YOUR TASK
Copy the stretch of the records from the start through the line containing "- q20-jieda-line-2: 的动量之比等于", keeping every line identical.

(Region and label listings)
● ● ● ● ●

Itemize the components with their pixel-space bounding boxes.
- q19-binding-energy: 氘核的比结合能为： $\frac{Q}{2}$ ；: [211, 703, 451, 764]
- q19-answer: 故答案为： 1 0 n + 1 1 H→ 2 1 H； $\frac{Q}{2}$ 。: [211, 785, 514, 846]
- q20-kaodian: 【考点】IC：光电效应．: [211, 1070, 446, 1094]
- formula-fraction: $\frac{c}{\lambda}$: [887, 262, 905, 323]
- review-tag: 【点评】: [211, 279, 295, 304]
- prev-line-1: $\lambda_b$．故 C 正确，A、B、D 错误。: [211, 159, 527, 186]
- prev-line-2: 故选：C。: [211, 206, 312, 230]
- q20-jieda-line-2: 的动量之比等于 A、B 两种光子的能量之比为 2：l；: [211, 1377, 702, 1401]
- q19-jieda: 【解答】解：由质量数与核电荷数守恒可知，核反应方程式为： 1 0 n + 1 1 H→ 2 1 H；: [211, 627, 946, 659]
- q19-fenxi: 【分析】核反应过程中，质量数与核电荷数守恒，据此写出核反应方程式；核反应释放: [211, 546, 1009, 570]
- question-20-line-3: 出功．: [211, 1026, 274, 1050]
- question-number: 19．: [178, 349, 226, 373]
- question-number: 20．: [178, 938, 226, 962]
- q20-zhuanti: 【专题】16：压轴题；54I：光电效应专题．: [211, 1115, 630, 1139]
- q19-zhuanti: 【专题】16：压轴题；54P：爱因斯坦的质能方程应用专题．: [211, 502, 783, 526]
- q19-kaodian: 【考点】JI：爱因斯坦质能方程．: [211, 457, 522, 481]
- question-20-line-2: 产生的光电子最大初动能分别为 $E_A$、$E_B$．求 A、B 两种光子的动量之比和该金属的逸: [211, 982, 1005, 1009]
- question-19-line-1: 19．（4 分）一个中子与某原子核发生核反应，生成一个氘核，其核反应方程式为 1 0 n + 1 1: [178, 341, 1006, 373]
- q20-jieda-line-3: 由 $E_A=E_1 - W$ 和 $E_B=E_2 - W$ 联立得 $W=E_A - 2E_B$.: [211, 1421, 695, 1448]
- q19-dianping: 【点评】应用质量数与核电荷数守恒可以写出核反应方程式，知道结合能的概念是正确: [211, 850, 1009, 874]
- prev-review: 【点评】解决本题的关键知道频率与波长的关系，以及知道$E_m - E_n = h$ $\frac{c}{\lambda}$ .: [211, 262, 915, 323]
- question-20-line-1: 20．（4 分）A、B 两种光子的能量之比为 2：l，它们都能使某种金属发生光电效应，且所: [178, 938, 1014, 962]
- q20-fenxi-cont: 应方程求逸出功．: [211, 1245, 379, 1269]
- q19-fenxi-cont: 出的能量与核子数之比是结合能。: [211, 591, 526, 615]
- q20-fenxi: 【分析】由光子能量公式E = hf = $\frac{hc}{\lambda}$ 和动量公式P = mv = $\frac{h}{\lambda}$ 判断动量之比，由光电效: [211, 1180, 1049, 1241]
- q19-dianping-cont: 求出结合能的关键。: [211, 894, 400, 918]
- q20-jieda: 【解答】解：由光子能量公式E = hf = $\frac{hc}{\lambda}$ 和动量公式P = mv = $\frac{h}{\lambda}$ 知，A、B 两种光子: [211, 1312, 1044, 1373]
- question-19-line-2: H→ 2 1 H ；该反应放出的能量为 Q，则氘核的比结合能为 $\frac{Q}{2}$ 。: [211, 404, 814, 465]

● ● ● ● ●

RESULT OF THE EXERCISE
Itemize the components with their pixel-space bounding boxes.
- q19-binding-energy: 氘核的比结合能为： $\frac{Q}{2}$ ；: [211, 703, 451, 764]
- q19-answer: 故答案为： 1 0 n + 1 1 H→ 2 1 H； $\frac{Q}{2}$ 。: [211, 785, 514, 846]
- q20-kaodian: 【考点】IC：光电效应．: [211, 1070, 446, 1094]
- formula-fraction: $\frac{c}{\lambda}$: [887, 262, 905, 323]
- review-tag: 【点评】: [211, 279, 295, 304]
- prev-line-1: $\lambda_b$．故 C 正确，A、B、D 错误。: [211, 159, 527, 186]
- prev-line-2: 故选：C。: [211, 206, 312, 230]
- q20-jieda-line-2: 的动量之比等于 A、B 两种光子的能量之比为 2：l；: [211, 1377, 702, 1401]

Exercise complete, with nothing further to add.